[Begin Exercise input]
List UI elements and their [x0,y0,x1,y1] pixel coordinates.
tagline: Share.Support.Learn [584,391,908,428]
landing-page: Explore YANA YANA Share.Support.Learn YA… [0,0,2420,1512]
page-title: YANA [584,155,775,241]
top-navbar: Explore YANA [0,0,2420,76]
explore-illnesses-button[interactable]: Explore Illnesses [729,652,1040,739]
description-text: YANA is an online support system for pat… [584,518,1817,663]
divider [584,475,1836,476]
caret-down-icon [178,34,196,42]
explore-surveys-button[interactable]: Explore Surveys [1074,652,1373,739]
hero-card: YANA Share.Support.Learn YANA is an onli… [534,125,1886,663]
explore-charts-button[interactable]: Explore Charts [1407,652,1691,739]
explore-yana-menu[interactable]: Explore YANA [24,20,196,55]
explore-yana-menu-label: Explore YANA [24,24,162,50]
[End Exercise input]
The problem:
Reproduce every line of the material above verbatim, in the same order, without changing any character.

Problem solution:
List UI elements and their [x0,y0,x1,y1] pixel coordinates.
tagline: Share.Support.Learn [584,391,908,428]
landing-page: Explore YANA YANA Share.Support.Learn YA… [0,0,2420,1512]
page-title: YANA [584,155,775,241]
top-navbar: Explore YANA [0,0,2420,76]
explore-illnesses-button[interactable]: Explore Illnesses [729,652,1040,739]
description-text: YANA is an online support system for pat… [584,518,1817,663]
divider [584,475,1836,476]
caret-down-icon [178,34,196,42]
explore-surveys-button[interactable]: Explore Surveys [1074,652,1373,739]
hero-card: YANA Share.Support.Learn YANA is an onli… [534,125,1886,663]
explore-charts-button[interactable]: Explore Charts [1407,652,1691,739]
explore-yana-menu[interactable]: Explore YANA [24,20,196,55]
explore-yana-menu-label: Explore YANA [24,24,162,50]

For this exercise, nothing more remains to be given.